## [Given task]
Produce an exact transcription of the listing below, omitting the pictures.
-- START Records to process --
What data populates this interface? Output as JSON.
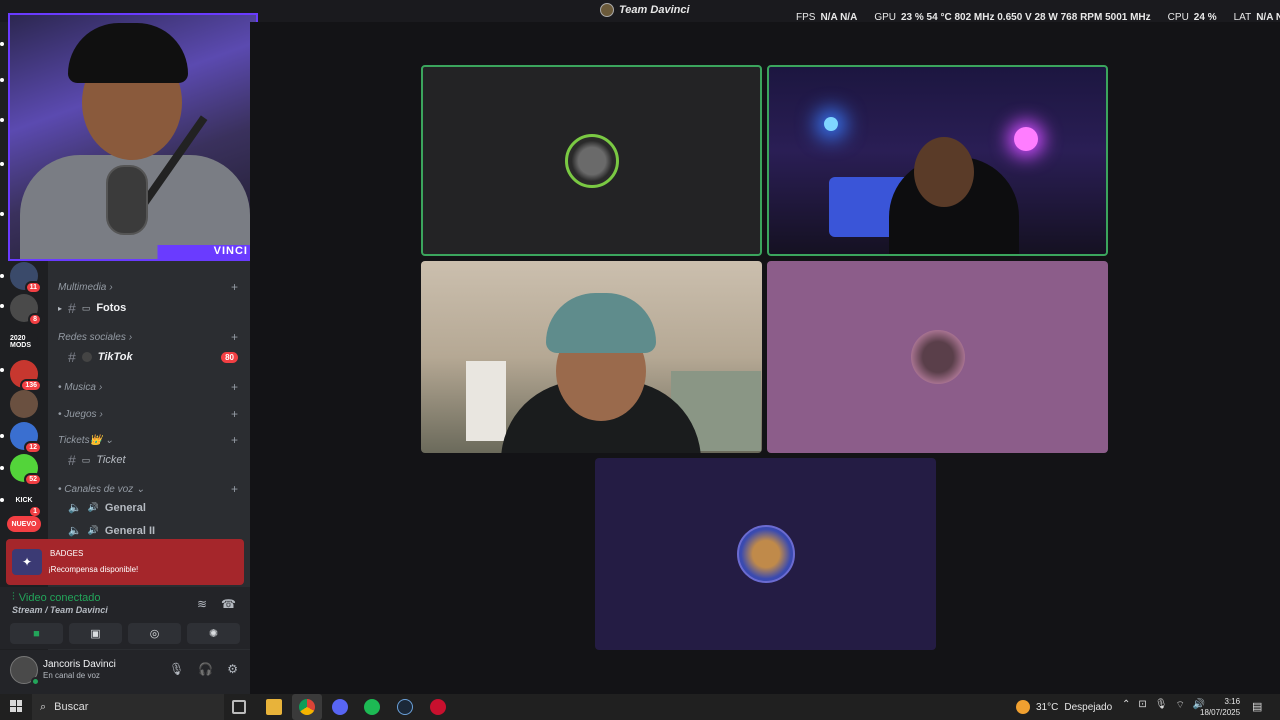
{
  "window": {
    "title": "Team Davinci"
  },
  "overlay": {
    "fps_label": "FPS",
    "fps_values": "N/A  N/A",
    "gpu_label": "GPU",
    "gpu_values": "23 %  54 °C  802 MHz  0.650 V  28 W  768 RPM  5001 MHz",
    "cpu_label": "CPU",
    "cpu_value": "24 %",
    "lat_label": "LAT",
    "lat_values": "N/A  N/A"
  },
  "webcam": {
    "watermark": "VINCI",
    "accent_color": "#6a3bff"
  },
  "servers": [
    {
      "label": "",
      "badge": "11",
      "color": "#3a4a6a"
    },
    {
      "label": "",
      "badge": "8",
      "color": "#4a4a4a"
    },
    {
      "label": "2020 MODS",
      "badge": "",
      "color": "#1e1f22"
    },
    {
      "label": "",
      "badge": "136",
      "color": "#c7372f"
    },
    {
      "label": "",
      "badge": "",
      "color": "#6a5040"
    },
    {
      "label": "",
      "badge": "12",
      "color": "#3a6fd0"
    },
    {
      "label": "",
      "badge": "52",
      "color": "#53d43a"
    },
    {
      "label": "KICK",
      "badge": "1",
      "color": "#1e1f22"
    },
    {
      "label": "NUEVO",
      "badge": "",
      "color": "#f23f43"
    }
  ],
  "channels": {
    "categories": [
      {
        "label": "Multimedia",
        "chevron": "›"
      },
      {
        "label": "Redes sociales",
        "chevron": "›"
      },
      {
        "label": "• Musica",
        "chevron": "›"
      },
      {
        "label": "• Juegos",
        "chevron": "›"
      },
      {
        "label": "Tickets👑",
        "chevron": "⌄"
      },
      {
        "label": "• Canales de voz",
        "chevron": "⌄"
      }
    ],
    "items": [
      {
        "prefix": "▸",
        "name": "Fotos",
        "badge": ""
      },
      {
        "prefix": "",
        "name": "TikTok",
        "badge": "80"
      },
      {
        "prefix": "",
        "name": "Ticket",
        "badge": ""
      },
      {
        "prefix": "",
        "name": "General",
        "badge": ""
      },
      {
        "prefix": "",
        "name": "General II",
        "badge": ""
      }
    ]
  },
  "reward": {
    "title": "BADGES",
    "subtitle": "¡Recompensa disponible!"
  },
  "voice": {
    "status": "Video conectado",
    "channel": "Stream / Team Davinci"
  },
  "user": {
    "name": "Jancoris Davinci",
    "status": "En canal de voz"
  },
  "taskbar": {
    "search_label": "Buscar",
    "weather_temp": "31°C",
    "weather_text": "Despejado",
    "time": "3:16",
    "date": "18/07/2025"
  }
}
-- END Records to process --
## [Exercise response]
What data populates this interface? Output as JSON.
{
  "window": {
    "title": "Team Davinci"
  },
  "overlay": {
    "fps_label": "FPS",
    "fps_values": "N/A  N/A",
    "gpu_label": "GPU",
    "gpu_values": "23 %  54 °C  802 MHz  0.650 V  28 W  768 RPM  5001 MHz",
    "cpu_label": "CPU",
    "cpu_value": "24 %",
    "lat_label": "LAT",
    "lat_values": "N/A  N/A"
  },
  "webcam": {
    "watermark": "VINCI",
    "accent_color": "#6a3bff"
  },
  "servers": [
    {
      "label": "",
      "badge": "11",
      "color": "#3a4a6a"
    },
    {
      "label": "",
      "badge": "8",
      "color": "#4a4a4a"
    },
    {
      "label": "2020 MODS",
      "badge": "",
      "color": "#1e1f22"
    },
    {
      "label": "",
      "badge": "136",
      "color": "#c7372f"
    },
    {
      "label": "",
      "badge": "",
      "color": "#6a5040"
    },
    {
      "label": "",
      "badge": "12",
      "color": "#3a6fd0"
    },
    {
      "label": "",
      "badge": "52",
      "color": "#53d43a"
    },
    {
      "label": "KICK",
      "badge": "1",
      "color": "#1e1f22"
    },
    {
      "label": "NUEVO",
      "badge": "",
      "color": "#f23f43"
    }
  ],
  "channels": {
    "categories": [
      {
        "label": "Multimedia",
        "chevron": "›"
      },
      {
        "label": "Redes sociales",
        "chevron": "›"
      },
      {
        "label": "• Musica",
        "chevron": "›"
      },
      {
        "label": "• Juegos",
        "chevron": "›"
      },
      {
        "label": "Tickets👑",
        "chevron": "⌄"
      },
      {
        "label": "• Canales de voz",
        "chevron": "⌄"
      }
    ],
    "items": [
      {
        "prefix": "▸",
        "name": "Fotos",
        "badge": ""
      },
      {
        "prefix": "",
        "name": "TikTok",
        "badge": "80"
      },
      {
        "prefix": "",
        "name": "Ticket",
        "badge": ""
      },
      {
        "prefix": "",
        "name": "General",
        "badge": ""
      },
      {
        "prefix": "",
        "name": "General II",
        "badge": ""
      }
    ]
  },
  "reward": {
    "title": "BADGES",
    "subtitle": "¡Recompensa disponible!"
  },
  "voice": {
    "status": "Video conectado",
    "channel": "Stream / Team Davinci"
  },
  "user": {
    "name": "Jancoris Davinci",
    "status": "En canal de voz"
  },
  "taskbar": {
    "search_label": "Buscar",
    "weather_temp": "31°C",
    "weather_text": "Despejado",
    "time": "3:16",
    "date": "18/07/2025"
  }
}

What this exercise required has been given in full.